» TO BE DONE: Extract every line of the material below and reproduce each one verbatim, keeping its wording, numbers and punctuation unchanged.

(Collected data entries)
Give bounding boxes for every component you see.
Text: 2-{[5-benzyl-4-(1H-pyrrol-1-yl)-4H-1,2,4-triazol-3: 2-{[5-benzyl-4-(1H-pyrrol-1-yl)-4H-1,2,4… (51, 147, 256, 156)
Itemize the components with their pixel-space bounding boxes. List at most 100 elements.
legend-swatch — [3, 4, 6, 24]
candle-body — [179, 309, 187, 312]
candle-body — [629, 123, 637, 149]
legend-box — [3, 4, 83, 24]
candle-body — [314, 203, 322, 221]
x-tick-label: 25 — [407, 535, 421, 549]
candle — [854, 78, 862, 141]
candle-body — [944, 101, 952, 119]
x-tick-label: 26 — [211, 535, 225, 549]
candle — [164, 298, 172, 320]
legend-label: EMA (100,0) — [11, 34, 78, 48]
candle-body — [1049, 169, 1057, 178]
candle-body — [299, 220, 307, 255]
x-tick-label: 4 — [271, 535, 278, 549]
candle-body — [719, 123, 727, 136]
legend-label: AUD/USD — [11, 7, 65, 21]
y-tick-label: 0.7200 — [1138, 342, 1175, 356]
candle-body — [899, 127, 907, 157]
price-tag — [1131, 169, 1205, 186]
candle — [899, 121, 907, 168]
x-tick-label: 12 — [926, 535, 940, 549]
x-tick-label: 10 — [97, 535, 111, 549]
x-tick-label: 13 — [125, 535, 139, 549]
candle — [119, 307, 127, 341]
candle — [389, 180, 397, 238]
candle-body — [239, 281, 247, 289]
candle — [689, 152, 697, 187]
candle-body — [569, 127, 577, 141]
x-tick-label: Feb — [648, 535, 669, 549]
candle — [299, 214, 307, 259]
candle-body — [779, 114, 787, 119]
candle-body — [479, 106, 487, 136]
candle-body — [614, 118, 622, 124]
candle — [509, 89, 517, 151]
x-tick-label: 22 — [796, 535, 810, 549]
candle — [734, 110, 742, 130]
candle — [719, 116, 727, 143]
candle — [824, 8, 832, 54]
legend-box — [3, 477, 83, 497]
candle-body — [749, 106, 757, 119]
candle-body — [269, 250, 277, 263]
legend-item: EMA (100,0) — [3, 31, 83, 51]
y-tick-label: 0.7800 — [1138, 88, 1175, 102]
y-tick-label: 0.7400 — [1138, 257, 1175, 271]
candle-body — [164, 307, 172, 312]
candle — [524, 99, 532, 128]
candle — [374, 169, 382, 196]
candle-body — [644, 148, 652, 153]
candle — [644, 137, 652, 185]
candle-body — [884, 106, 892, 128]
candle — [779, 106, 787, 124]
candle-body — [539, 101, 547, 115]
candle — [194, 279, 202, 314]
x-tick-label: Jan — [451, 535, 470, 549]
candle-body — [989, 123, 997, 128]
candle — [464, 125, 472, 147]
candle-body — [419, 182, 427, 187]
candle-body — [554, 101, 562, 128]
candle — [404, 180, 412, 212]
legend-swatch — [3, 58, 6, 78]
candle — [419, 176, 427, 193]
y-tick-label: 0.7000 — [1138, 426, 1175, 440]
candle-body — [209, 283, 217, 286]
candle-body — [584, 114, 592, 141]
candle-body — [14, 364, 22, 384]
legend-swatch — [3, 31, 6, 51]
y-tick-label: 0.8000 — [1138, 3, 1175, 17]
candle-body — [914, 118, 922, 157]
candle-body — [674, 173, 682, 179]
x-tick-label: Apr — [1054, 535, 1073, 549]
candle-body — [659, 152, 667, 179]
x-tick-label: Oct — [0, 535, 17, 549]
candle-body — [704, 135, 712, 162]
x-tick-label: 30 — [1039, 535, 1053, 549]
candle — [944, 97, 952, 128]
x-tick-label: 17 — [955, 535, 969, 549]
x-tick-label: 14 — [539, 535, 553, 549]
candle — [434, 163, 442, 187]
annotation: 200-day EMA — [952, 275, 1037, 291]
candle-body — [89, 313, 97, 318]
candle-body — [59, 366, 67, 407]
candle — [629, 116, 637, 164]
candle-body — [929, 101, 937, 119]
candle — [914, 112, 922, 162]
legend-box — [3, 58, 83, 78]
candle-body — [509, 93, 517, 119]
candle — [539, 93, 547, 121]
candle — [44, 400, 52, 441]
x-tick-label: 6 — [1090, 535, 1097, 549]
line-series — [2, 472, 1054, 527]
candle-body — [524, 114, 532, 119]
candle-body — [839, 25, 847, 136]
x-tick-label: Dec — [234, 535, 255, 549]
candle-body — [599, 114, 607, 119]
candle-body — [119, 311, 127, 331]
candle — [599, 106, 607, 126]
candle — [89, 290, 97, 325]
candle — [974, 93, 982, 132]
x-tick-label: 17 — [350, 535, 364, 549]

» EXERCISE RESPONSE:
Give bounding boxes for every component you see.
Text: 2-{[5-benzyl-4-(1H-pyrrol-1-yl)-4H-1,2,4-triazol-3: 2-{[5-benzyl-4-(1H-pyrrol-1-yl)-4H-1,2,4… (51, 147, 256, 156)
Itemize the components with their pixel-space bounding boxes. List at most 100 elements.
legend-swatch — [3, 4, 6, 24]
candle-body — [179, 309, 187, 312]
candle-body — [629, 123, 637, 149]
legend-box — [3, 4, 83, 24]
candle-body — [314, 203, 322, 221]
x-tick-label: 25 — [407, 535, 421, 549]
candle — [854, 78, 862, 141]
candle-body — [944, 101, 952, 119]
x-tick-label: 26 — [211, 535, 225, 549]
candle — [164, 298, 172, 320]
legend-label: EMA (100,0) — [11, 34, 78, 48]
candle-body — [1049, 169, 1057, 178]
candle-body — [299, 220, 307, 255]
x-tick-label: 4 — [271, 535, 278, 549]
candle-body — [719, 123, 727, 136]
legend-label: AUD/USD — [11, 7, 65, 21]
y-tick-label: 0.7200 — [1138, 342, 1175, 356]
candle-body — [899, 127, 907, 157]
price-tag — [1131, 169, 1205, 186]
candle — [899, 121, 907, 168]
x-tick-label: 12 — [926, 535, 940, 549]
x-tick-label: 10 — [97, 535, 111, 549]
x-tick-label: 13 — [125, 535, 139, 549]
candle — [119, 307, 127, 341]
candle — [389, 180, 397, 238]
candle-body — [239, 281, 247, 289]
candle — [689, 152, 697, 187]
candle-body — [569, 127, 577, 141]
x-tick-label: Feb — [648, 535, 669, 549]
candle — [299, 214, 307, 259]
candle-body — [779, 114, 787, 119]
candle-body — [479, 106, 487, 136]
candle-body — [614, 118, 622, 124]
candle — [509, 89, 517, 151]
x-tick-label: 22 — [796, 535, 810, 549]
candle — [734, 110, 742, 130]
candle — [719, 116, 727, 143]
candle — [824, 8, 832, 54]
legend-box — [3, 477, 83, 497]
candle-body — [749, 106, 757, 119]
candle-body — [269, 250, 277, 263]
legend-item: EMA (100,0) — [3, 31, 83, 51]
y-tick-label: 0.7800 — [1138, 88, 1175, 102]
y-tick-label: 0.7400 — [1138, 257, 1175, 271]
candle-body — [164, 307, 172, 312]
candle — [524, 99, 532, 128]
candle — [374, 169, 382, 196]
candle-body — [644, 148, 652, 153]
candle — [644, 137, 652, 185]
candle-body — [884, 106, 892, 128]
candle — [779, 106, 787, 124]
candle-body — [539, 101, 547, 115]
candle — [194, 279, 202, 314]
x-tick-label: Jan — [451, 535, 470, 549]
candle-body — [989, 123, 997, 128]
candle — [464, 125, 472, 147]
candle-body — [419, 182, 427, 187]
candle-body — [554, 101, 562, 128]
candle — [404, 180, 412, 212]
legend-swatch — [3, 58, 6, 78]
candle — [419, 176, 427, 193]
y-tick-label: 0.7000 — [1138, 426, 1175, 440]
candle-body — [209, 283, 217, 286]
candle-body — [584, 114, 592, 141]
candle-body — [14, 364, 22, 384]
legend-swatch — [3, 31, 6, 51]
y-tick-label: 0.8000 — [1138, 3, 1175, 17]
candle-body — [914, 118, 922, 157]
candle-body — [674, 173, 682, 179]
x-tick-label: Apr — [1054, 535, 1073, 549]
candle-body — [659, 152, 667, 179]
x-tick-label: Oct — [0, 535, 17, 549]
candle-body — [704, 135, 712, 162]
x-tick-label: 30 — [1039, 535, 1053, 549]
candle — [944, 97, 952, 128]
x-tick-label: 17 — [955, 535, 969, 549]
x-tick-label: 14 — [539, 535, 553, 549]
candle — [434, 163, 442, 187]
annotation: 200-day EMA — [952, 275, 1037, 291]
candle-body — [89, 313, 97, 318]
candle-body — [59, 366, 67, 407]
candle — [629, 116, 637, 164]
candle-body — [929, 101, 937, 119]
candle — [914, 112, 922, 162]
legend-box — [3, 58, 83, 78]
candle-body — [509, 93, 517, 119]
candle — [539, 93, 547, 121]
candle — [44, 400, 52, 441]
x-tick-label: 6 — [1090, 535, 1097, 549]
line-series — [2, 472, 1054, 527]
candle-body — [524, 114, 532, 119]
candle-body — [839, 25, 847, 136]
x-tick-label: Dec — [234, 535, 255, 549]
candle-body — [599, 114, 607, 119]
candle-body — [119, 311, 127, 331]
candle — [599, 106, 607, 126]
candle — [89, 290, 97, 325]
candle — [974, 93, 982, 132]
x-tick-label: 17 — [350, 535, 364, 549]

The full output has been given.